**Problem:** Swap "embodiment" for "variant" throughout the data below, leaving every other character unchanged.

**Record set:**
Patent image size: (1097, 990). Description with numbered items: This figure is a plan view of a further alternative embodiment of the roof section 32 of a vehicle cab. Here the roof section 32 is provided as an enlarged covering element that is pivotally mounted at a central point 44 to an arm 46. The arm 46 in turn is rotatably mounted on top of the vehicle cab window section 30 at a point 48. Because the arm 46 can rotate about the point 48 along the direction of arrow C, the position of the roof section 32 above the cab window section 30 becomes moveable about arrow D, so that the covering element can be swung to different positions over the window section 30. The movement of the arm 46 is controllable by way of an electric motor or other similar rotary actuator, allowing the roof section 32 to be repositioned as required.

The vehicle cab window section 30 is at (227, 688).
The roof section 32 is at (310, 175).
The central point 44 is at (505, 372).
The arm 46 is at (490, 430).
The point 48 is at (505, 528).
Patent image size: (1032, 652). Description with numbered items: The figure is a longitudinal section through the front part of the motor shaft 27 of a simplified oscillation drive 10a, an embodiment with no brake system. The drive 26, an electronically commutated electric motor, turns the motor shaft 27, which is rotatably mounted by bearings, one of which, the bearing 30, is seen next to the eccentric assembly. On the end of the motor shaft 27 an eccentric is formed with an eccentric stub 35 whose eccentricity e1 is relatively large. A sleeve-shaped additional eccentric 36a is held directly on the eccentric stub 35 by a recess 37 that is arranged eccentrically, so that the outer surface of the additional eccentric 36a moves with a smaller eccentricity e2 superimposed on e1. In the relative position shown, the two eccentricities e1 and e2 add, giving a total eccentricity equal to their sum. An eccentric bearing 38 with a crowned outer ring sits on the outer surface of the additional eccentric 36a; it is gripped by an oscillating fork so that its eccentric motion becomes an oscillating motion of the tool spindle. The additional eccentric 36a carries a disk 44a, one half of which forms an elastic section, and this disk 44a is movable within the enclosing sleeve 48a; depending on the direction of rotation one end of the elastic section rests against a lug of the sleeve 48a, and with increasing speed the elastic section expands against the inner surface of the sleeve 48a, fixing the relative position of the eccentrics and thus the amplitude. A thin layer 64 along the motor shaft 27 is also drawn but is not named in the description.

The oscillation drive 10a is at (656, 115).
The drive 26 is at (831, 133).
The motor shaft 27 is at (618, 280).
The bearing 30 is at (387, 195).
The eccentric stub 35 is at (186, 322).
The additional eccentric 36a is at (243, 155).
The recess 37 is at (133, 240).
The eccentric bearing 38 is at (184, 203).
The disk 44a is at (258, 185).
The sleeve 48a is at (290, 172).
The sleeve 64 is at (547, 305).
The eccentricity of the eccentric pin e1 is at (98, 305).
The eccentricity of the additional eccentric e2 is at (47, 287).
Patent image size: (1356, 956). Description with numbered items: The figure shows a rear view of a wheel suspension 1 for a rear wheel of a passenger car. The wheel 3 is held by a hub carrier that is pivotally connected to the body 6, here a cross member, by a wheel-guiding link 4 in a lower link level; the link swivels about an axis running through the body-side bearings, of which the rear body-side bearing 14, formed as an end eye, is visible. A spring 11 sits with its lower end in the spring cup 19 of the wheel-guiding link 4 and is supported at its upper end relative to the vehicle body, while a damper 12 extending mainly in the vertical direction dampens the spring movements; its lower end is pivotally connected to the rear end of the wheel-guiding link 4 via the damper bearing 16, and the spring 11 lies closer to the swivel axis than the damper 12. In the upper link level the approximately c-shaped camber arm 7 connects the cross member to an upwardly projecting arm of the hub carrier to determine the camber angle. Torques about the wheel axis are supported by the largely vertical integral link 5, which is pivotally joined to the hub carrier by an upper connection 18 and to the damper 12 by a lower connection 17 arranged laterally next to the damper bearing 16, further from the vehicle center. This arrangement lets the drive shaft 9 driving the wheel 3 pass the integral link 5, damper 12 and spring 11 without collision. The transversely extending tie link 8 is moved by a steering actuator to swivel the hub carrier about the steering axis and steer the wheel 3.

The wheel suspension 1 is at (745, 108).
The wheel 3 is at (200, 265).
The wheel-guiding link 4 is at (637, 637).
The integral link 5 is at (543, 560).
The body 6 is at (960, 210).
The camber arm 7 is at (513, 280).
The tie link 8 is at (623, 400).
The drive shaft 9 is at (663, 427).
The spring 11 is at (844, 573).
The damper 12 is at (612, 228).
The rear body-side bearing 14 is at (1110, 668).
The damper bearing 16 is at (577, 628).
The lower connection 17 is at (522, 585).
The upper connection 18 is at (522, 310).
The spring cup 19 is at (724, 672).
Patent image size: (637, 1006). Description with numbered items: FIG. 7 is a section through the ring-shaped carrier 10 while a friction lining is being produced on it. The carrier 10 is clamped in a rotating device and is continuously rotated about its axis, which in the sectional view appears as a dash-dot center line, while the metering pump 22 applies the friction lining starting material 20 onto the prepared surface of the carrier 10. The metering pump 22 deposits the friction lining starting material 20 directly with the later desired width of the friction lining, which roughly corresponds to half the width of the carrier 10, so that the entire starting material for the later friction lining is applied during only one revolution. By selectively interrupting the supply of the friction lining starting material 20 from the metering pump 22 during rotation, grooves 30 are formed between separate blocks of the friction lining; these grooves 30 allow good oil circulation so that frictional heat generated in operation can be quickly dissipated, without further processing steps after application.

**Answer in full:**
Patent image size: (1097, 990). Description with numbered items: This figure is a plan view of a further alternative variant of the roof section 32 of a vehicle cab. Here the roof section 32 is provided as an enlarged covering element that is pivotally mounted at a central point 44 to an arm 46. The arm 46 in turn is rotatably mounted on top of the vehicle cab window section 30 at a point 48. Because the arm 46 can rotate about the point 48 along the direction of arrow C, the position of the roof section 32 above the cab window section 30 becomes moveable about arrow D, so that the covering element can be swung to different positions over the window section 30. The movement of the arm 46 is controllable by way of an electric motor or other similar rotary actuator, allowing the roof section 32 to be repositioned as required.

The vehicle cab window section 30 is at (227, 688).
The roof section 32 is at (310, 175).
The central point 44 is at (505, 372).
The arm 46 is at (490, 430).
The point 48 is at (505, 528).
Patent image size: (1032, 652). Description with numbered items: The figure is a longitudinal section through the front part of the motor shaft 27 of a simplified oscillation drive 10a, an variant with no brake system. The drive 26, an electronically commutated electric motor, turns the motor shaft 27, which is rotatably mounted by bearings, one of which, the bearing 30, is seen next to the eccentric assembly. On the end of the motor shaft 27 an eccentric is formed with an eccentric stub 35 whose eccentricity e1 is relatively large. A sleeve-shaped additional eccentric 36a is held directly on the eccentric stub 35 by a recess 37 that is arranged eccentrically, so that the outer surface of the additional eccentric 36a moves with a smaller eccentricity e2 superimposed on e1. In the relative position shown, the two eccentricities e1 and e2 add, giving a total eccentricity equal to their sum. An eccentric bearing 38 with a crowned outer ring sits on the outer surface of the additional eccentric 36a; it is gripped by an oscillating fork so that its eccentric motion becomes an oscillating motion of the tool spindle. The additional eccentric 36a carries a disk 44a, one half of which forms an elastic section, and this disk 44a is movable within the enclosing sleeve 48a; depending on the direction of rotation one end of the elastic section rests against a lug of the sleeve 48a, and with increasing speed the elastic section expands against the inner surface of the sleeve 48a, fixing the relative position of the eccentrics and thus the amplitude. A thin layer 64 along the motor shaft 27 is also drawn but is not named in the description.

The oscillation drive 10a is at (656, 115).
The drive 26 is at (831, 133).
The motor shaft 27 is at (618, 280).
The bearing 30 is at (387, 195).
The eccentric stub 35 is at (186, 322).
The additional eccentric 36a is at (243, 155).
The recess 37 is at (133, 240).
The eccentric bearing 38 is at (184, 203).
The disk 44a is at (258, 185).
The sleeve 48a is at (290, 172).
The sleeve 64 is at (547, 305).
The eccentricity of the eccentric pin e1 is at (98, 305).
The eccentricity of the additional eccentric e2 is at (47, 287).
Patent image size: (1356, 956). Description with numbered items: The figure shows a rear view of a wheel suspension 1 for a rear wheel of a passenger car. The wheel 3 is held by a hub carrier that is pivotally connected to the body 6, here a cross member, by a wheel-guiding link 4 in a lower link level; the link swivels about an axis running through the body-side bearings, of which the rear body-side bearing 14, formed as an end eye, is visible. A spring 11 sits with its lower end in the spring cup 19 of the wheel-guiding link 4 and is supported at its upper end relative to the vehicle body, while a damper 12 extending mainly in the vertical direction dampens the spring movements; its lower end is pivotally connected to the rear end of the wheel-guiding link 4 via the damper bearing 16, and the spring 11 lies closer to the swivel axis than the damper 12. In the upper link level the approximately c-shaped camber arm 7 connects the cross member to an upwardly projecting arm of the hub carrier to determine the camber angle. Torques about the wheel axis are supported by the largely vertical integral link 5, which is pivotally joined to the hub carrier by an upper connection 18 and to the damper 12 by a lower connection 17 arranged laterally next to the damper bearing 16, further from the vehicle center. This arrangement lets the drive shaft 9 driving the wheel 3 pass the integral link 5, damper 12 and spring 11 without collision. The transversely extending tie link 8 is moved by a steering actuator to swivel the hub carrier about the steering axis and steer the wheel 3.

The wheel suspension 1 is at (745, 108).
The wheel 3 is at (200, 265).
The wheel-guiding link 4 is at (637, 637).
The integral link 5 is at (543, 560).
The body 6 is at (960, 210).
The camber arm 7 is at (513, 280).
The tie link 8 is at (623, 400).
The drive shaft 9 is at (663, 427).
The spring 11 is at (844, 573).
The damper 12 is at (612, 228).
The rear body-side bearing 14 is at (1110, 668).
The damper bearing 16 is at (577, 628).
The lower connection 17 is at (522, 585).
The upper connection 18 is at (522, 310).
The spring cup 19 is at (724, 672).
Patent image size: (637, 1006). Description with numbered items: FIG. 7 is a section through the ring-shaped carrier 10 while a friction lining is being produced on it. The carrier 10 is clamped in a rotating device and is continuously rotated about its axis, which in the sectional view appears as a dash-dot center line, while the metering pump 22 applies the friction lining starting material 20 onto the prepared surface of the carrier 10. The metering pump 22 deposits the friction lining starting material 20 directly with the later desired width of the friction lining, which roughly corresponds to half the width of the carrier 10, so that the entire starting material for the later friction lining is applied during only one revolution. By selectively interrupting the supply of the friction lining starting material 20 from the metering pump 22 during rotation, grooves 30 are formed between separate blocks of the friction lining; these grooves 30 allow good oil circulation so that frictional heat generated in operation can be quickly dissipated, without further processing steps after application.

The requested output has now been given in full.